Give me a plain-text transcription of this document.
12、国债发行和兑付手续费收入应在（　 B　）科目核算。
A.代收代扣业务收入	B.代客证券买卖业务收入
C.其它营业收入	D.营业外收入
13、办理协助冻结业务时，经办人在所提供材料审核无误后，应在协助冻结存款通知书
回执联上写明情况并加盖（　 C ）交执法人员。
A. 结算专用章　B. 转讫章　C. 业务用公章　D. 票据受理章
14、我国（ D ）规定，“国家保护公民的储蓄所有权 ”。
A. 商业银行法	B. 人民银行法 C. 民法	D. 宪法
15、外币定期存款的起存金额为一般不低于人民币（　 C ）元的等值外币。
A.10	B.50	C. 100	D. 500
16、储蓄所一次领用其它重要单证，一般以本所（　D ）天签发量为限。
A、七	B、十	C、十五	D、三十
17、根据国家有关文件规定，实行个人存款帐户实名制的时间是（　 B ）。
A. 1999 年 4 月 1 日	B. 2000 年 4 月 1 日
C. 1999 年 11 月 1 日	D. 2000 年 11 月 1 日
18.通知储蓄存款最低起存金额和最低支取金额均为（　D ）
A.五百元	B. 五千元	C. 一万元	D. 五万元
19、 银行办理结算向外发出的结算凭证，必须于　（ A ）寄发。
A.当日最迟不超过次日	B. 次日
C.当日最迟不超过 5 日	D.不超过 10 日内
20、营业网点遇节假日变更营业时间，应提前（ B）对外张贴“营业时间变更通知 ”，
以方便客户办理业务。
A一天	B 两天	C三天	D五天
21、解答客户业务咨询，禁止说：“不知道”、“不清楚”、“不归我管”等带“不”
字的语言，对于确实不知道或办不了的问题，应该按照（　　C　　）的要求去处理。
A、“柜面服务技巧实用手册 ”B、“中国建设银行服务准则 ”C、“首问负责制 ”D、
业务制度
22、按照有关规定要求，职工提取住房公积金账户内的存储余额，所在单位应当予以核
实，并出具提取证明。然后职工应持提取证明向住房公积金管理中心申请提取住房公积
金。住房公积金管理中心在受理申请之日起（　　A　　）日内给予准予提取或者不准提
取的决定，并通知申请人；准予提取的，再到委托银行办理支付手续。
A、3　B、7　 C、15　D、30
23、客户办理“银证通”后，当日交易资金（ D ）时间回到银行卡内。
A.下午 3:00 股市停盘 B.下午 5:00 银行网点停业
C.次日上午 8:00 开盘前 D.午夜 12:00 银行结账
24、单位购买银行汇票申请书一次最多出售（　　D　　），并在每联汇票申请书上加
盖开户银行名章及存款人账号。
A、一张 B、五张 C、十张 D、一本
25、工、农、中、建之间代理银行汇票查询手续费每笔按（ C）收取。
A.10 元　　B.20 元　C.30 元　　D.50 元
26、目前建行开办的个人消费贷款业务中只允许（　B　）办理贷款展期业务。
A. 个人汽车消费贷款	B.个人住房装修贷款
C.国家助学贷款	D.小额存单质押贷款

• • • •

Transcribe the whole listing with nothing added or left out.

#### Solution to the problem:
Give me a plain-text transcription of this document.
12、国债发行和兑付手续费收入应在（　 B　）科目核算。
A.代收代扣业务收入	B.代客证券买卖业务收入
C.其它营业收入	D.营业外收入
13、办理协助冻结业务时，经办人在所提供材料审核无误后，应在协助冻结存款通知书
回执联上写明情况并加盖（　 C ）交执法人员。
A. 结算专用章　B. 转讫章　C. 业务用公章　D. 票据受理章
14、我国（ D ）规定，“国家保护公民的储蓄所有权 ”。
A. 商业银行法	B. 人民银行法 C. 民法	D. 宪法
15、外币定期存款的起存金额为一般不低于人民币（　 C ）元的等值外币。
A.10	B.50	C. 100	D. 500
16、储蓄所一次领用其它重要单证，一般以本所（　D ）天签发量为限。
A、七	B、十	C、十五	D、三十
17、根据国家有关文件规定，实行个人存款帐户实名制的时间是（　 B ）。
A. 1999 年 4 月 1 日	B. 2000 年 4 月 1 日
C. 1999 年 11 月 1 日	D. 2000 年 11 月 1 日
18.通知储蓄存款最低起存金额和最低支取金额均为（　D ）
A.五百元	B. 五千元	C. 一万元	D. 五万元
19、 银行办理结算向外发出的结算凭证，必须于　（ A ）寄发。
A.当日最迟不超过次日	B. 次日
C.当日最迟不超过 5 日	D.不超过 10 日内
20、营业网点遇节假日变更营业时间，应提前（ B）对外张贴“营业时间变更通知 ”，
以方便客户办理业务。
A一天	B 两天	C三天	D五天
21、解答客户业务咨询，禁止说：“不知道”、“不清楚”、“不归我管”等带“不”
字的语言，对于确实不知道或办不了的问题，应该按照（　　C　　）的要求去处理。
A、“柜面服务技巧实用手册 ”B、“中国建设银行服务准则 ”C、“首问负责制 ”D、
业务制度
22、按照有关规定要求，职工提取住房公积金账户内的存储余额，所在单位应当予以核
实，并出具提取证明。然后职工应持提取证明向住房公积金管理中心申请提取住房公积
金。住房公积金管理中心在受理申请之日起（　　A　　）日内给予准予提取或者不准提
取的决定，并通知申请人；准予提取的，再到委托银行办理支付手续。
A、3　B、7　 C、15　D、30
23、客户办理“银证通”后，当日交易资金（ D ）时间回到银行卡内。
A.下午 3:00 股市停盘 B.下午 5:00 银行网点停业
C.次日上午 8:00 开盘前 D.午夜 12:00 银行结账
24、单位购买银行汇票申请书一次最多出售（　　D　　），并在每联汇票申请书上加
盖开户银行名章及存款人账号。
A、一张 B、五张 C、十张 D、一本
25、工、农、中、建之间代理银行汇票查询手续费每笔按（ C）收取。
A.10 元　　B.20 元　C.30 元　　D.50 元
26、目前建行开办的个人消费贷款业务中只允许（　B　）办理贷款展期业务。
A. 个人汽车消费贷款	B.个人住房装修贷款
C.国家助学贷款	D.小额存单质押贷款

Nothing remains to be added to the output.